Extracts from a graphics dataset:
---
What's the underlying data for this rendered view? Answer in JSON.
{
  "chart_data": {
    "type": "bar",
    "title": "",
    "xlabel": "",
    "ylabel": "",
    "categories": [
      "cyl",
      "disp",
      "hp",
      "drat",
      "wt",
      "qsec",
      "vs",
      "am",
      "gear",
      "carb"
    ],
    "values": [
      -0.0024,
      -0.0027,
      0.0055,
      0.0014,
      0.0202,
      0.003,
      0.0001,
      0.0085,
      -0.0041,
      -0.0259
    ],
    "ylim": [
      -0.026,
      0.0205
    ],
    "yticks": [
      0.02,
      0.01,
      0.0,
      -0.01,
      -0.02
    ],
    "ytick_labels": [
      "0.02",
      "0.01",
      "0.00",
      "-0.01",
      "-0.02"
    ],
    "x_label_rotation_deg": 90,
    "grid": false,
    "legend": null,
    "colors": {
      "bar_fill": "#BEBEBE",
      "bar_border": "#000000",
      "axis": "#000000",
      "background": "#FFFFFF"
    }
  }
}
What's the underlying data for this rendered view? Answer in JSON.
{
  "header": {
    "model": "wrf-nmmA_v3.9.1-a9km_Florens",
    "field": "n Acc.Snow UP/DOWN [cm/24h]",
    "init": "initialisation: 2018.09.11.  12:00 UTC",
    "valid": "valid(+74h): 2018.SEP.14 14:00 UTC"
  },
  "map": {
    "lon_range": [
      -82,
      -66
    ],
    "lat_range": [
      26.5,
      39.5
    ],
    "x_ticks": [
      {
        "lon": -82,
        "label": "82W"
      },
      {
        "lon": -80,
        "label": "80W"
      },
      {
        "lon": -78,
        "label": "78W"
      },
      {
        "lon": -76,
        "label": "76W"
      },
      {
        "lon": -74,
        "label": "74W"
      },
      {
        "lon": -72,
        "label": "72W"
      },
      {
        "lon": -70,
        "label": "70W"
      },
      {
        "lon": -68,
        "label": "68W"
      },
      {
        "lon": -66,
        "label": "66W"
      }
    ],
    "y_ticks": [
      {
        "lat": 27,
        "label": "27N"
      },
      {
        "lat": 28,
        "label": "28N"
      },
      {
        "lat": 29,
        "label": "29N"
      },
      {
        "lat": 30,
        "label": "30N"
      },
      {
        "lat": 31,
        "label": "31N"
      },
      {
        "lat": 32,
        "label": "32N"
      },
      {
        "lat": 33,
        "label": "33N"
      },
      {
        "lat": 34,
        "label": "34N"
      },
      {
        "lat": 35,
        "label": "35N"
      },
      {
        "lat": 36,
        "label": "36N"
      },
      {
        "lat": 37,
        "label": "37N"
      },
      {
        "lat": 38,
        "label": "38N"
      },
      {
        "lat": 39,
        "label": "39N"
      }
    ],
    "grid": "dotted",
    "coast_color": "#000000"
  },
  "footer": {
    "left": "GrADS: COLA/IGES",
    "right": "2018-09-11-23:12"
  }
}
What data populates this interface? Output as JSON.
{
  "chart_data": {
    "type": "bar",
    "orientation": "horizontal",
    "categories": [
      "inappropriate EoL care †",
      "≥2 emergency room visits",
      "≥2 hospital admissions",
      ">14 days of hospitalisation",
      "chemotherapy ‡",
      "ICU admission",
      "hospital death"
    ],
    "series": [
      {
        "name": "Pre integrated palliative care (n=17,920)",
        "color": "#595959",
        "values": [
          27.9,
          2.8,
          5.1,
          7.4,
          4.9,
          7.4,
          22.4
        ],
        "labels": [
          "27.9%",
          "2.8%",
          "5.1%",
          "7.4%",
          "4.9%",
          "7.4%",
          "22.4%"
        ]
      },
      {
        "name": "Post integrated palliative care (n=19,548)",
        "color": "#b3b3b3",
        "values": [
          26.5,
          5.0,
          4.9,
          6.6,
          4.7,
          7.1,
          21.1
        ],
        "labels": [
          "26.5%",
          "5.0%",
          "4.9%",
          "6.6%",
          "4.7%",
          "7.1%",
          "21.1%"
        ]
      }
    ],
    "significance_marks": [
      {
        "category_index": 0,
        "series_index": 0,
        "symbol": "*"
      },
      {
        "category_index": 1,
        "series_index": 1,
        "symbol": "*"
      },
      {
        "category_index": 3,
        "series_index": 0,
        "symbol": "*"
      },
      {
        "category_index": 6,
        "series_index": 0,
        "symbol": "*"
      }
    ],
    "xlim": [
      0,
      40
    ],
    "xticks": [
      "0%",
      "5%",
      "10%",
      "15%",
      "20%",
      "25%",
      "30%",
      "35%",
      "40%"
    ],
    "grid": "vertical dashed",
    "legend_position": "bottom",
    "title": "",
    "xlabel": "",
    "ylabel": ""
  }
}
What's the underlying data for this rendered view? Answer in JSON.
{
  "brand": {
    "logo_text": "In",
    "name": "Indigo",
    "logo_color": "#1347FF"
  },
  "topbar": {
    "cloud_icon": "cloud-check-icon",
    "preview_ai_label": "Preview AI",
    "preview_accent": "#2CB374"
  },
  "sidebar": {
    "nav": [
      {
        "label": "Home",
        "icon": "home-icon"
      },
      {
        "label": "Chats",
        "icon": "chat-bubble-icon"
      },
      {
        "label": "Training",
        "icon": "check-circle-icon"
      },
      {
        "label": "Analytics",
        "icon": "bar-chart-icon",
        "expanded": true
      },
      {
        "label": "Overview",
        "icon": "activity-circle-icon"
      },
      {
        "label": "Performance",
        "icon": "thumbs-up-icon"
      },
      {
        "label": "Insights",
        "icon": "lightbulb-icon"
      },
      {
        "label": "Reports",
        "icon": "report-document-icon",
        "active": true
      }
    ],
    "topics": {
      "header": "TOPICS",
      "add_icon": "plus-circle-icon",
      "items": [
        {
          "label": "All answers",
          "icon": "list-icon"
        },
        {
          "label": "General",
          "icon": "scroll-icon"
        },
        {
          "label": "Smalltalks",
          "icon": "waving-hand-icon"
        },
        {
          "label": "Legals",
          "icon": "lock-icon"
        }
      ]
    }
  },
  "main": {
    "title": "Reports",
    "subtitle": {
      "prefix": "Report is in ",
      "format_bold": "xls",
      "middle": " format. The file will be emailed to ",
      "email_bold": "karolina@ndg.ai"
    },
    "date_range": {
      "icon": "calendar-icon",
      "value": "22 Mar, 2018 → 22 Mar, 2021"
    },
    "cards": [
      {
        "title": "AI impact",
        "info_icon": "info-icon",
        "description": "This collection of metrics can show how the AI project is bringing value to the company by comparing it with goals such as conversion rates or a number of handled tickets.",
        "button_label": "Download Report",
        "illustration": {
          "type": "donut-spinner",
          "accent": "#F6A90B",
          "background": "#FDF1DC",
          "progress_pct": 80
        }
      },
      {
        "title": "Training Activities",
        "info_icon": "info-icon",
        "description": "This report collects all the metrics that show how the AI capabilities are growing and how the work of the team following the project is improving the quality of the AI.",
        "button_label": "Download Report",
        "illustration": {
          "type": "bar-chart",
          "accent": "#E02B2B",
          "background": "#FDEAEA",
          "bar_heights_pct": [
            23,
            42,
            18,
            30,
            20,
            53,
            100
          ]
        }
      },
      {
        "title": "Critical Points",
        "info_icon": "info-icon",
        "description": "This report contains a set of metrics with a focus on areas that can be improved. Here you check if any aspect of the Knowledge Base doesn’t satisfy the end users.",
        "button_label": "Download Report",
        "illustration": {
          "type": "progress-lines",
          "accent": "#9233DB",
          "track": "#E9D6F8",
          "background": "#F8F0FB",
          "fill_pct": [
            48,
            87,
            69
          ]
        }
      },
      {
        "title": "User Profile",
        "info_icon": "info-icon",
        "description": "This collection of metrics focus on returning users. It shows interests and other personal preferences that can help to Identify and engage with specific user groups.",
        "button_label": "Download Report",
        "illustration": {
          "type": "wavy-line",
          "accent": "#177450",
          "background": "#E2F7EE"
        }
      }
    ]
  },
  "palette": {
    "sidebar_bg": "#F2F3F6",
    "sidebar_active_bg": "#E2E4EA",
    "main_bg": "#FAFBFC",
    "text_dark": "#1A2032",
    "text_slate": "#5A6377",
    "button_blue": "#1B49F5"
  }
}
---
§ Task statement:
Each line holding the word "users" counts once; report the total and nothing else.

§ Output of the exercise:
2